Why We Picked Cassandra For Big Data - InformationWeek

InformationWeek is part of the Informa Tech Division of Informa PLC

This site is operated by a business or businesses owned by Informa PLC and all copyright resides with them.Informa PLC's registered office is 5 Howick Place, London SW1P 1WG. Registered in England and Wales. Number 8860726.

IT Leadership
09:06 AM
Juan Valencia
Juan Valencia

Why We Picked Cassandra For Big Data

Easy scale-outs, high write throughputs, and lower costs were key, but Cassandra does have its limitations.

Like good carpenters, data engineers know that different tasks require different tools. Picking the right tools -- and knowing how to use them -- can be the most important part of any job. Here's how we settled on Cassandra for the core operating database behind ShareThis, and what we learned about big-data modeling along the way.

ShareThis keeps track of who's sharing what with whom online, and which channels they're using to share. Our ecosystem includes 120 social communities, 3 million publisher sites and apps, and nearly 200 million people. We can tell which stories are trending, and we can track content in motion in real-time as it's shared across social platforms. On a typical day, we're looking at about a million shares, and including other social signals such as click-backs, we see about 1.4 billion social signals per month.

Originally we were running on MongoDB, but it didn't scale well as the number of writes in our database continued to increase. We considered a few other options, including Cassandra, and some memory base options such Membase and Couchbase. Cassandra's write throughput is what lets us write such large volumes into Cassandra at a given time and ingest more data in a given period; it means more data and lower cost, which stood out significantly. Now that we've been using it for a while it is extremely stable, but we do continue to look at new alternatives. We recently evaluated it against Aerospike, for example, which is known for allowing ACID transactions, which are safer. We found that Aerospike performs really well regarding both write throughput (ingestion) and low-latency queries, but is limited in column width, while Cassandra allows for really wide columns.

[Should analytics features be sacrificed for accessibility? Read Analytics Showdown: Should Apps Be Simpler, Or Smarter?]

We've made a lot of mistakes in data modeling over the course of development. Setting up our data models correctly was tricky. The first few models were not easy to query because we didn't take advantage of Cassandra's columnar format to create wide rows. In order to make sure you make full use of Cassandra features you have to store the data in a way that Cassandra understands -- the extra up-front time saves a ton down the line. Eventually, we learned to make sure that our data model matches the way Cassandra models its data. In order to reap the most benefits from Cassandra, you really have to know your data and build your data model to conform to the way that Cassandra thinks.  

One of Cassandra's strengths is high write throughput on commodity hardware, which enables us to scale infrastructure very quickly. Because we handle terabytes of data, a high write rate is critical to us. And because it's hard to predict loads, fast scalability translates into a competitive business advantage. The ability to scale up the cluster without changing the code, for example, is a huge asset. In a traditional database your data is statically partitioned, and when you add data you have to repartition. However, in Cassandra, it can autobalance to make sure data is spread between nodes.

Brief A:
Copy the records without changes, starting with their first line and going on through the line with "520, 398, 546]", including both of those lines.
The records have no connection to the Cassandra article.

Listing:
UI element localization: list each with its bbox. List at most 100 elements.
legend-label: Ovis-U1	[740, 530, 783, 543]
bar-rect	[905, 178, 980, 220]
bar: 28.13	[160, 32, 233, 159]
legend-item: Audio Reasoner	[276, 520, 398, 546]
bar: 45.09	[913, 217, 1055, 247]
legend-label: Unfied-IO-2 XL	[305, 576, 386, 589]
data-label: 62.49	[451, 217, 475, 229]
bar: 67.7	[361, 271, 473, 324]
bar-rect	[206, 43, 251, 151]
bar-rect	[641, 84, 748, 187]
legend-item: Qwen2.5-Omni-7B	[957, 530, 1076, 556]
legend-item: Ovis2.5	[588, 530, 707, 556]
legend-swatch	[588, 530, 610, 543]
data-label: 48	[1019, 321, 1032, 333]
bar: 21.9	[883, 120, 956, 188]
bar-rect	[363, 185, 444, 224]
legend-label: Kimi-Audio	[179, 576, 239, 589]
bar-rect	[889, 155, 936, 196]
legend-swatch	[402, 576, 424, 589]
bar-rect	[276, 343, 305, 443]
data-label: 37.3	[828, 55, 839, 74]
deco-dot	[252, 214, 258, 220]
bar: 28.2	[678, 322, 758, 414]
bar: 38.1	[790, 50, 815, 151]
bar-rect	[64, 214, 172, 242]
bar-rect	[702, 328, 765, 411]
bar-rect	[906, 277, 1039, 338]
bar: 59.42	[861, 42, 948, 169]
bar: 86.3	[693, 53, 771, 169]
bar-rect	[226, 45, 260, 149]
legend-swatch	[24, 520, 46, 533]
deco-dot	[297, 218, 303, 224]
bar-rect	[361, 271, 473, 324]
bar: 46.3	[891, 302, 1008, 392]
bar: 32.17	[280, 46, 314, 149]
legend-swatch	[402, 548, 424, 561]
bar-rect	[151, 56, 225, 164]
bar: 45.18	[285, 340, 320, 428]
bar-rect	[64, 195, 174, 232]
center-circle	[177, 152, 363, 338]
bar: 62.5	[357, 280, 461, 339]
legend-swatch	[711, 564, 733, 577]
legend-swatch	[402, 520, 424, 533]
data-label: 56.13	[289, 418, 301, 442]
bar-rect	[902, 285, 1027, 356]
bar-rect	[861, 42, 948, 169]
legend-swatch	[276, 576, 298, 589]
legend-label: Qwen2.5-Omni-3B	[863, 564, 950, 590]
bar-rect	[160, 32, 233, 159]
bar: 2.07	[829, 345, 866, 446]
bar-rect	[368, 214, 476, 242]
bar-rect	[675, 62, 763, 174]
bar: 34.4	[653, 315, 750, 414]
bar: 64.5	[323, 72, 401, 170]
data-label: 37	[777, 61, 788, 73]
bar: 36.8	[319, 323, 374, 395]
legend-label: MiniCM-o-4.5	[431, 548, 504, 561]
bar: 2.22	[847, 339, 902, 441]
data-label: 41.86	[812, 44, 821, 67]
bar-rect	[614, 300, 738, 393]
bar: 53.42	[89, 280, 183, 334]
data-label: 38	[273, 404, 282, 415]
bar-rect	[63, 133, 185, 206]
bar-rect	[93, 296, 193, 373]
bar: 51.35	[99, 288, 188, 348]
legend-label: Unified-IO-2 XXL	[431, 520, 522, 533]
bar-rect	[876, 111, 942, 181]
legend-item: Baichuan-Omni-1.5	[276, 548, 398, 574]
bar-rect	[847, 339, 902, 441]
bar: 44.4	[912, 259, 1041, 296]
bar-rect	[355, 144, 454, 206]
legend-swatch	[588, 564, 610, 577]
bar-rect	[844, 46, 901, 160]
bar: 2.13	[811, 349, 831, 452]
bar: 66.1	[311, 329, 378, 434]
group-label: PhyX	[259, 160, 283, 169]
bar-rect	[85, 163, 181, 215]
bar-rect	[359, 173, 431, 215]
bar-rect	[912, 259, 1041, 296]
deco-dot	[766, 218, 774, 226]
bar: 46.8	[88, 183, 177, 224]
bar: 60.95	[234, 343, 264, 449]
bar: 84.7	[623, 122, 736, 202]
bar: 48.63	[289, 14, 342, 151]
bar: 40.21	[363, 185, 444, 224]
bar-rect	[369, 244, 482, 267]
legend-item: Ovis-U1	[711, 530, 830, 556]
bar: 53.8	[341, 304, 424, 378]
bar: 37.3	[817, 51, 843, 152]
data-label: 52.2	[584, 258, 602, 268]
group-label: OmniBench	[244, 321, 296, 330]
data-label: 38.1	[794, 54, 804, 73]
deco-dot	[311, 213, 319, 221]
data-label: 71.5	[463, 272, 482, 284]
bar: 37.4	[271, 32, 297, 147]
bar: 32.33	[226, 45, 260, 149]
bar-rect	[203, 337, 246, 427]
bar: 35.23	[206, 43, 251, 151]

Brief B:
Continue the Cassandra article from its last sentence.

Expected answer A:
UI element localization: list each with its bbox. List at most 100 elements.
legend-label: Ovis-U1	[740, 530, 783, 543]
bar-rect	[905, 178, 980, 220]
bar: 28.13	[160, 32, 233, 159]
legend-item: Audio Reasoner	[276, 520, 398, 546]

Expected answer B:
Image: Cassandra
Image: Cassandra

Recently, a customer used our Publisher Analytics product to see in real-time which social media channels its website readers were using to share content. The analytics also revealed that the channels people were sharing to were different from the channels people were sharing from. People were sharing to Facebook, Twitter, and Google Plus and sharing from Pinterest and LinkedIn. The customer quickly put Pinterest and LinkedIn buttons on its site. From our perspective, data analytics become genuinely valuable when you can use them as those kinds of action triggers. For example, a publisher can see how socially engaged with their content site visitors are in real time, which is extremely attractive to advertisers that want to connect with consumers at relevant moments. I don't want to suggest that we've discovered the Holy Grail of real-time big data analytics, but we have created a practical model that produces tangible business value from social data.

Cassandra does come with trade-offs. Unlike traditional databases it's nearly impossible to do a join between two different data sets, or to run functions across large swaths of data. This means that you have to know your data in advance and create the data structures you will need to query in advance. If you can't do this, Cassandra might never work for you. But if you do happen to know exactly how your data will look and are able to keep your querying limited to how your data is structured originally, then Cassandra offers a good choice.

Bottom line: Cassandra gives us the ability to scale out by simply adding a node to a cluster, and letting the cluster rebalance itself, which saves on operational overhead. Maintaining high write throughput with a minimal number of nodes lets us manage infrastructure costs more effectively. When you're running a business that provides real-time big data analytics, keeping things simple and managing infrastructure costs intelligently are critical objectives.

Apply now for the 2015 InformationWeek Elite 100, which recognizes the most innovative users of technology to advance a company's business goals. Winners will be recognized at the InformationWeek Conference, April 27-28, 2015, at the Mandalay Bay in Las Vegas. Application period ends Jan. 16, 2015.

Juan Valencia is principal engineer at ShareThis. He develops and designs software libraries and frameworks for use in distributed web applications; designs and implements the ShareThis real-time and batch analytics pipelines; researches new technologies and methodologies to ... View Full Bio
We welcome your comments on this topic on our social media channels, or [contact us directly] with questions about the site.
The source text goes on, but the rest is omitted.